→ Your task:
Each line of the material below should be reproduced exactly.

→ Data rows:
--------------------------------
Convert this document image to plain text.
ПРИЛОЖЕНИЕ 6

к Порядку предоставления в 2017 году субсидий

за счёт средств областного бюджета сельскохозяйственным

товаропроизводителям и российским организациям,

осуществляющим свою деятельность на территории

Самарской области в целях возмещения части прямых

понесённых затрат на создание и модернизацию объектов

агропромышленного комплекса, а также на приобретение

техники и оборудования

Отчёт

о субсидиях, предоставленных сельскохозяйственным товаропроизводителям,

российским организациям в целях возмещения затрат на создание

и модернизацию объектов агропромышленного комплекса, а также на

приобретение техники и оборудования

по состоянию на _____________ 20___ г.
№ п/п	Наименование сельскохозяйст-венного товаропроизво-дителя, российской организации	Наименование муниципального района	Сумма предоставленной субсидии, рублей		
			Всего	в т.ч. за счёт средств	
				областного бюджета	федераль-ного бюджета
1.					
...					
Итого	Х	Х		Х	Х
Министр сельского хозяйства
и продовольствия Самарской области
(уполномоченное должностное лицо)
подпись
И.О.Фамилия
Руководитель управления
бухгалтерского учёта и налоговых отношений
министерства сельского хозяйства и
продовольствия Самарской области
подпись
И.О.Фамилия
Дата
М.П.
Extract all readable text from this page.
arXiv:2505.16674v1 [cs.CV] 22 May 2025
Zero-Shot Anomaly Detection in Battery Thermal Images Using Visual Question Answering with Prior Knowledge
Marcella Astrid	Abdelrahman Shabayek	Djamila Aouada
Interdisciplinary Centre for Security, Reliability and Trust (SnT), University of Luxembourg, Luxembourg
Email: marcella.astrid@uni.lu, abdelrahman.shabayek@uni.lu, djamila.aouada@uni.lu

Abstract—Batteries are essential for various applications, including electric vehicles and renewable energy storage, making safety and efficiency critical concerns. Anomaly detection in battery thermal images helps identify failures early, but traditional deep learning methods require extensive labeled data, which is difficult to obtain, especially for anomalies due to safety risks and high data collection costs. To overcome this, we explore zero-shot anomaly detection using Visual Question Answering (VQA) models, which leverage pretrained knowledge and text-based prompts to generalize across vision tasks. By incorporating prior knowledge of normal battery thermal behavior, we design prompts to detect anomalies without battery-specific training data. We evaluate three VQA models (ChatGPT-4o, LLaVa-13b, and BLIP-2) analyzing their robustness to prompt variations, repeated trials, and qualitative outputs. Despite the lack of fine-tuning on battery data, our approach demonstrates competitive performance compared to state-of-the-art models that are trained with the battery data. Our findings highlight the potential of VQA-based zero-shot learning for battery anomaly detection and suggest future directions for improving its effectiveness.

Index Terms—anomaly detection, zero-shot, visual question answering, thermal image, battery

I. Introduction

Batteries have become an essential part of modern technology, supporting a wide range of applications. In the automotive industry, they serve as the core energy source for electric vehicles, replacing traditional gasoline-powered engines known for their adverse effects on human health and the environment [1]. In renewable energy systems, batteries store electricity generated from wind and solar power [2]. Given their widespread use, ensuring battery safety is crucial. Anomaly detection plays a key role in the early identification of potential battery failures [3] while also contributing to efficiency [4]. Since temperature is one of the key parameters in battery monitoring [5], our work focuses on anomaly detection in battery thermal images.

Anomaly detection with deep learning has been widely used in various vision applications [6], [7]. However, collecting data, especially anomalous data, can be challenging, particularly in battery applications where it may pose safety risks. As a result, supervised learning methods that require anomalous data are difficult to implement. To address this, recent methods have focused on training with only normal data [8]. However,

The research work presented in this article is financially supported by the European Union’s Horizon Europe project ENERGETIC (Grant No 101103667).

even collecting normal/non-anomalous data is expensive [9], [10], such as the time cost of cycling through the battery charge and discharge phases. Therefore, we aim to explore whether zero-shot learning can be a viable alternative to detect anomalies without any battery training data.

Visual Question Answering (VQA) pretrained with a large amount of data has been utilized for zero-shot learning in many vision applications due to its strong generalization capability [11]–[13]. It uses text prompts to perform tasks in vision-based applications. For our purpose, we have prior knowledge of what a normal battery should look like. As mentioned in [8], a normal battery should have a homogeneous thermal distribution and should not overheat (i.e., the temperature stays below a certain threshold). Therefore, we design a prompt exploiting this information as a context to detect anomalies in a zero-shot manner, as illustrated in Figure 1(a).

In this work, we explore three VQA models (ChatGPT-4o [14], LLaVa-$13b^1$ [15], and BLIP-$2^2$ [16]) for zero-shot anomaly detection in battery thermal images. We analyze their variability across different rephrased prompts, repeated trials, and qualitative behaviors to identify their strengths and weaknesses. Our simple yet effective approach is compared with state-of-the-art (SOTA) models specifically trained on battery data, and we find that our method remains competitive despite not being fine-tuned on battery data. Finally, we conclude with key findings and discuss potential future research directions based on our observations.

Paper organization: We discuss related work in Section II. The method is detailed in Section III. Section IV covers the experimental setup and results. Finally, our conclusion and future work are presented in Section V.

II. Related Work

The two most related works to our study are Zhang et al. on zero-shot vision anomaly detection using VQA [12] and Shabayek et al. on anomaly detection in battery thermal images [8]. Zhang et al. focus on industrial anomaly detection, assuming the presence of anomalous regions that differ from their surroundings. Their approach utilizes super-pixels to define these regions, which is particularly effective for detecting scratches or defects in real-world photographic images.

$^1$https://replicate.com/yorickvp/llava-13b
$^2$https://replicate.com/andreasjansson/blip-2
--------------------------------
→ Complete output:
Convert this document image to plain text.
ПРИЛОЖЕНИЕ 6

к Порядку предоставления в 2017 году субсидий

за счёт средств областного бюджета сельскохозяйственным

товаропроизводителям и российским организациям,

осуществляющим свою деятельность на территории

Самарской области в целях возмещения части прямых

понесённых затрат на создание и модернизацию объектов

агропромышленного комплекса, а также на приобретение

техники и оборудования

Отчёт

о субсидиях, предоставленных сельскохозяйственным товаропроизводителям,

российским организациям в целях возмещения затрат на создание

и модернизацию объектов агропромышленного комплекса, а также на

приобретение техники и оборудования

по состоянию на _____________ 20___ г.
№ п/п	Наименование сельскохозяйст-венного товаропроизво-дителя, российской организации	Наименование муниципального района	Сумма предоставленной субсидии, рублей		
			Всего	в т.ч. за счёт средств	
				областного бюджета	федераль-ного бюджета
1.					
...					
Итого	Х	Х		Х	Х
Министр сельского хозяйства
и продовольствия Самарской области
(уполномоченное должностное лицо)
подпись
И.О.Фамилия
Руководитель управления
бухгалтерского учёта и налоговых отношений
министерства сельского хозяйства и
продовольствия Самарской области
подпись
И.О.Фамилия
Дата
М.П.
Extract all readable text from this page.
arXiv:2505.16674v1 [cs.CV] 22 May 2025
Zero-Shot Anomaly Detection in Battery Thermal Images Using Visual Question Answering with Prior Knowledge
Marcella Astrid	Abdelrahman Shabayek	Djamila Aouada
Interdisciplinary Centre for Security, Reliability and Trust (SnT), University of Luxembourg, Luxembourg
Email: marcella.astrid@uni.lu, abdelrahman.shabayek@uni.lu, djamila.aouada@uni.lu

Abstract—Batteries are essential for various applications, including electric vehicles and renewable energy storage, making safety and efficiency critical concerns. Anomaly detection in battery thermal images helps identify failures early, but traditional deep learning methods require extensive labeled data, which is difficult to obtain, especially for anomalies due to safety risks and high data collection costs. To overcome this, we explore zero-shot anomaly detection using Visual Question Answering (VQA) models, which leverage pretrained knowledge and text-based prompts to generalize across vision tasks. By incorporating prior knowledge of normal battery thermal behavior, we design prompts to detect anomalies without battery-specific training data. We evaluate three VQA models (ChatGPT-4o, LLaVa-13b, and BLIP-2) analyzing their robustness to prompt variations, repeated trials, and qualitative outputs. Despite the lack of fine-tuning on battery data, our approach demonstrates competitive performance compared to state-of-the-art models that are trained with the battery data. Our findings highlight the potential of VQA-based zero-shot learning for battery anomaly detection and suggest future directions for improving its effectiveness.

Index Terms—anomaly detection, zero-shot, visual question answering, thermal image, battery

I. Introduction

Batteries have become an essential part of modern technology, supporting a wide range of applications. In the automotive industry, they serve as the core energy source for electric vehicles, replacing traditional gasoline-powered engines known for their adverse effects on human health and the environment [1]. In renewable energy systems, batteries store electricity generated from wind and solar power [2]. Given their widespread use, ensuring battery safety is crucial. Anomaly detection plays a key role in the early identification of potential battery failures [3] while also contributing to efficiency [4]. Since temperature is one of the key parameters in battery monitoring [5], our work focuses on anomaly detection in battery thermal images.

Anomaly detection with deep learning has been widely used in various vision applications [6], [7]. However, collecting data, especially anomalous data, can be challenging, particularly in battery applications where it may pose safety risks. As a result, supervised learning methods that require anomalous data are difficult to implement. To address this, recent methods have focused on training with only normal data [8]. However,

The research work presented in this article is financially supported by the European Union’s Horizon Europe project ENERGETIC (Grant No 101103667).

even collecting normal/non-anomalous data is expensive [9], [10], such as the time cost of cycling through the battery charge and discharge phases. Therefore, we aim to explore whether zero-shot learning can be a viable alternative to detect anomalies without any battery training data.

Visual Question Answering (VQA) pretrained with a large amount of data has been utilized for zero-shot learning in many vision applications due to its strong generalization capability [11]–[13]. It uses text prompts to perform tasks in vision-based applications. For our purpose, we have prior knowledge of what a normal battery should look like. As mentioned in [8], a normal battery should have a homogeneous thermal distribution and should not overheat (i.e., the temperature stays below a certain threshold). Therefore, we design a prompt exploiting this information as a context to detect anomalies in a zero-shot manner, as illustrated in Figure 1(a).

In this work, we explore three VQA models (ChatGPT-4o [14], LLaVa-$13b^1$ [15], and BLIP-$2^2$ [16]) for zero-shot anomaly detection in battery thermal images. We analyze their variability across different rephrased prompts, repeated trials, and qualitative behaviors to identify their strengths and weaknesses. Our simple yet effective approach is compared with state-of-the-art (SOTA) models specifically trained on battery data, and we find that our method remains competitive despite not being fine-tuned on battery data. Finally, we conclude with key findings and discuss potential future research directions based on our observations.

Paper organization: We discuss related work in Section II. The method is detailed in Section III. Section IV covers the experimental setup and results. Finally, our conclusion and future work are presented in Section V.

II. Related Work

The two most related works to our study are Zhang et al. on zero-shot vision anomaly detection using VQA [12] and Shabayek et al. on anomaly detection in battery thermal images [8]. Zhang et al. focus on industrial anomaly detection, assuming the presence of anomalous regions that differ from their surroundings. Their approach utilizes super-pixels to define these regions, which is particularly effective for detecting scratches or defects in real-world photographic images.

$^1$https://replicate.com/yorickvp/llava-13b
$^2$https://replicate.com/andreasjansson/blip-2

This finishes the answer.